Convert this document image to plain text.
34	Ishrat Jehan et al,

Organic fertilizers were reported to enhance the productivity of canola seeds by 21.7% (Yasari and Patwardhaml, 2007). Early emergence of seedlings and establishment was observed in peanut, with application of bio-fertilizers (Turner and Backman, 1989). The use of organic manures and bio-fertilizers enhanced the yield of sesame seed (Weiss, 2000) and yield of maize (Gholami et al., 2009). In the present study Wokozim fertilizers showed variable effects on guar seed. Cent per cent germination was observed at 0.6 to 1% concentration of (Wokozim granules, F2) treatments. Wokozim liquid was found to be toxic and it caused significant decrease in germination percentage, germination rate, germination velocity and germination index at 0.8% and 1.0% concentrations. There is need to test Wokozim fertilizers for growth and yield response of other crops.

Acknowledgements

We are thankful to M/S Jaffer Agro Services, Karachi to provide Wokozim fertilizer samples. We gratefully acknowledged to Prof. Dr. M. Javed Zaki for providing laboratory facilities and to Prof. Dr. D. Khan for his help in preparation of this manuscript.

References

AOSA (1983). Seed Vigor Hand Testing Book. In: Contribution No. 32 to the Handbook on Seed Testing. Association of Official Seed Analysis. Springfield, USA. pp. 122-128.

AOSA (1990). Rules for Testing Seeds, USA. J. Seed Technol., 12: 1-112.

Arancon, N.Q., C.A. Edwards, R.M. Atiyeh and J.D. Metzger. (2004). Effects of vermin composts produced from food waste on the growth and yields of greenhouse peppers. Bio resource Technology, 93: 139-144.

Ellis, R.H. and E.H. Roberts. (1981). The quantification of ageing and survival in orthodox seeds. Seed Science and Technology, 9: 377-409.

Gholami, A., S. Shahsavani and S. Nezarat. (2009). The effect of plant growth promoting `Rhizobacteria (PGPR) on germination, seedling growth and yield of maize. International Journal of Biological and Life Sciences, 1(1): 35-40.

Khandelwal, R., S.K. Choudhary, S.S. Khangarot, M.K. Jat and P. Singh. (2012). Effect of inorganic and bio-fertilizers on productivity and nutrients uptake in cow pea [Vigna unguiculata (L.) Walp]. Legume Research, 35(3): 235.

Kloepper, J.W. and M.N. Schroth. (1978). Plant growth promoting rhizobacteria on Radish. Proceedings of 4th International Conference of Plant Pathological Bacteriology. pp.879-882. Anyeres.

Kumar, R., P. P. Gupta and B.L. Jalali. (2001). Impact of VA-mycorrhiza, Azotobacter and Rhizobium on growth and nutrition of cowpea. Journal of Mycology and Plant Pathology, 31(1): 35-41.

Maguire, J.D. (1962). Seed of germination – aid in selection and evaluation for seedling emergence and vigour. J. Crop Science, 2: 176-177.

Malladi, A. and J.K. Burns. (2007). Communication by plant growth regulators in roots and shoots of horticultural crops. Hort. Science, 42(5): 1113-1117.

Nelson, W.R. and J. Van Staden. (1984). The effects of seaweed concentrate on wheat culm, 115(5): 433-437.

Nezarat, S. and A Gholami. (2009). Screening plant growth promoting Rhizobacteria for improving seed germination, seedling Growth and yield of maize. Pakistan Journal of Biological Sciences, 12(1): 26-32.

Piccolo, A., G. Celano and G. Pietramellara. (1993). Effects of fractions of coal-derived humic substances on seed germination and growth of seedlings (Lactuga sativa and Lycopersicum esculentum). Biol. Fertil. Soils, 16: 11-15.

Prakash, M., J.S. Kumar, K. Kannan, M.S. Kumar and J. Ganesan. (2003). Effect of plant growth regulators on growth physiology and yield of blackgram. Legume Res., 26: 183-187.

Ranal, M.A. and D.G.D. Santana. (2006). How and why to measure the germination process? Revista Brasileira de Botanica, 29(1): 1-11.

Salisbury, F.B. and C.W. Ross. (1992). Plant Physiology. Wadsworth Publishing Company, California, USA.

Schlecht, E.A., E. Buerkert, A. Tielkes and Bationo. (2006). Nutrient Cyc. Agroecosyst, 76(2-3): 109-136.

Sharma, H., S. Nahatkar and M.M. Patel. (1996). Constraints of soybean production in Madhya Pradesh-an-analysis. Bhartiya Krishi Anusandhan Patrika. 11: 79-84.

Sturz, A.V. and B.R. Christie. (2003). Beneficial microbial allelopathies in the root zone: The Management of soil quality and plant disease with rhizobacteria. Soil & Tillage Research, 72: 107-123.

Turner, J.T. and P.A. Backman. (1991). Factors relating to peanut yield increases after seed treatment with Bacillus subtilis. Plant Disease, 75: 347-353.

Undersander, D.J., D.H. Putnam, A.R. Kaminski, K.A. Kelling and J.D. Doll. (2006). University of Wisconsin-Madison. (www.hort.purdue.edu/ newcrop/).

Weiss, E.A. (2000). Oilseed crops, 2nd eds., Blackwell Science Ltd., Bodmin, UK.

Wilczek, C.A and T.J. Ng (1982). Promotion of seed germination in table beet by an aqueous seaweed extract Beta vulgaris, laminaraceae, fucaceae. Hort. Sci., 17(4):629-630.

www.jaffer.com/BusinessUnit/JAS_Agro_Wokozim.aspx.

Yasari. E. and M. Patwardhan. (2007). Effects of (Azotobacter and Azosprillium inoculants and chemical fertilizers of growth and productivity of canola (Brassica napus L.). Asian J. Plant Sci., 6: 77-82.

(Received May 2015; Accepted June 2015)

^^^^^^^^^^^^^^^^

- **DIRECTIONS**
Your response should consist of the full listing, exactly as written.

- **FINISHED TASK**
Convert this document image to plain text.
34	Ishrat Jehan et al,

Organic fertilizers were reported to enhance the productivity of canola seeds by 21.7% (Yasari and Patwardhaml, 2007). Early emergence of seedlings and establishment was observed in peanut, with application of bio-fertilizers (Turner and Backman, 1989). The use of organic manures and bio-fertilizers enhanced the yield of sesame seed (Weiss, 2000) and yield of maize (Gholami et al., 2009). In the present study Wokozim fertilizers showed variable effects on guar seed. Cent per cent germination was observed at 0.6 to 1% concentration of (Wokozim granules, F2) treatments. Wokozim liquid was found to be toxic and it caused significant decrease in germination percentage, germination rate, germination velocity and germination index at 0.8% and 1.0% concentrations. There is need to test Wokozim fertilizers for growth and yield response of other crops.

Acknowledgements

We are thankful to M/S Jaffer Agro Services, Karachi to provide Wokozim fertilizer samples. We gratefully acknowledged to Prof. Dr. M. Javed Zaki for providing laboratory facilities and to Prof. Dr. D. Khan for his help in preparation of this manuscript.

References

AOSA (1983). Seed Vigor Hand Testing Book. In: Contribution No. 32 to the Handbook on Seed Testing. Association of Official Seed Analysis. Springfield, USA. pp. 122-128.

AOSA (1990). Rules for Testing Seeds, USA. J. Seed Technol., 12: 1-112.

Arancon, N.Q., C.A. Edwards, R.M. Atiyeh and J.D. Metzger. (2004). Effects of vermin composts produced from food waste on the growth and yields of greenhouse peppers. Bio resource Technology, 93: 139-144.

Ellis, R.H. and E.H. Roberts. (1981). The quantification of ageing and survival in orthodox seeds. Seed Science and Technology, 9: 377-409.

Gholami, A., S. Shahsavani and S. Nezarat. (2009). The effect of plant growth promoting `Rhizobacteria (PGPR) on germination, seedling growth and yield of maize. International Journal of Biological and Life Sciences, 1(1): 35-40.

Khandelwal, R., S.K. Choudhary, S.S. Khangarot, M.K. Jat and P. Singh. (2012). Effect of inorganic and bio-fertilizers on productivity and nutrients uptake in cow pea [Vigna unguiculata (L.) Walp]. Legume Research, 35(3): 235.

Kloepper, J.W. and M.N. Schroth. (1978). Plant growth promoting rhizobacteria on Radish. Proceedings of 4th International Conference of Plant Pathological Bacteriology. pp.879-882. Anyeres.

Kumar, R., P. P. Gupta and B.L. Jalali. (2001). Impact of VA-mycorrhiza, Azotobacter and Rhizobium on growth and nutrition of cowpea. Journal of Mycology and Plant Pathology, 31(1): 35-41.

Maguire, J.D. (1962). Seed of germination – aid in selection and evaluation for seedling emergence and vigour. J. Crop Science, 2: 176-177.

Malladi, A. and J.K. Burns. (2007). Communication by plant growth regulators in roots and shoots of horticultural crops. Hort. Science, 42(5): 1113-1117.

Nelson, W.R. and J. Van Staden. (1984). The effects of seaweed concentrate on wheat culm, 115(5): 433-437.

Nezarat, S. and A Gholami. (2009). Screening plant growth promoting Rhizobacteria for improving seed germination, seedling Growth and yield of maize. Pakistan Journal of Biological Sciences, 12(1): 26-32.

Piccolo, A., G. Celano and G. Pietramellara. (1993). Effects of fractions of coal-derived humic substances on seed germination and growth of seedlings (Lactuga sativa and Lycopersicum esculentum). Biol. Fertil. Soils, 16: 11-15.

Prakash, M., J.S. Kumar, K. Kannan, M.S. Kumar and J. Ganesan. (2003). Effect of plant growth regulators on growth physiology and yield of blackgram. Legume Res., 26: 183-187.

Ranal, M.A. and D.G.D. Santana. (2006). How and why to measure the germination process? Revista Brasileira de Botanica, 29(1): 1-11.

Salisbury, F.B. and C.W. Ross. (1992). Plant Physiology. Wadsworth Publishing Company, California, USA.

Schlecht, E.A., E. Buerkert, A. Tielkes and Bationo. (2006). Nutrient Cyc. Agroecosyst, 76(2-3): 109-136.

Sharma, H., S. Nahatkar and M.M. Patel. (1996). Constraints of soybean production in Madhya Pradesh-an-analysis. Bhartiya Krishi Anusandhan Patrika. 11: 79-84.

Sturz, A.V. and B.R. Christie. (2003). Beneficial microbial allelopathies in the root zone: The Management of soil quality and plant disease with rhizobacteria. Soil & Tillage Research, 72: 107-123.

Turner, J.T. and P.A. Backman. (1991). Factors relating to peanut yield increases after seed treatment with Bacillus subtilis. Plant Disease, 75: 347-353.

Undersander, D.J., D.H. Putnam, A.R. Kaminski, K.A. Kelling and J.D. Doll. (2006). University of Wisconsin-Madison. (www.hort.purdue.edu/ newcrop/).

Weiss, E.A. (2000). Oilseed crops, 2nd eds., Blackwell Science Ltd., Bodmin, UK.

Wilczek, C.A and T.J. Ng (1982). Promotion of seed germination in table beet by an aqueous seaweed extract Beta vulgaris, laminaraceae, fucaceae. Hort. Sci., 17(4):629-630.

www.jaffer.com/BusinessUnit/JAS_Agro_Wokozim.aspx.

Yasari. E. and M. Patwardhan. (2007). Effects of (Azotobacter and Azosprillium inoculants and chemical fertilizers of growth and productivity of canola (Brassica napus L.). Asian J. Plant Sci., 6: 77-82.

(Received May 2015; Accepted June 2015)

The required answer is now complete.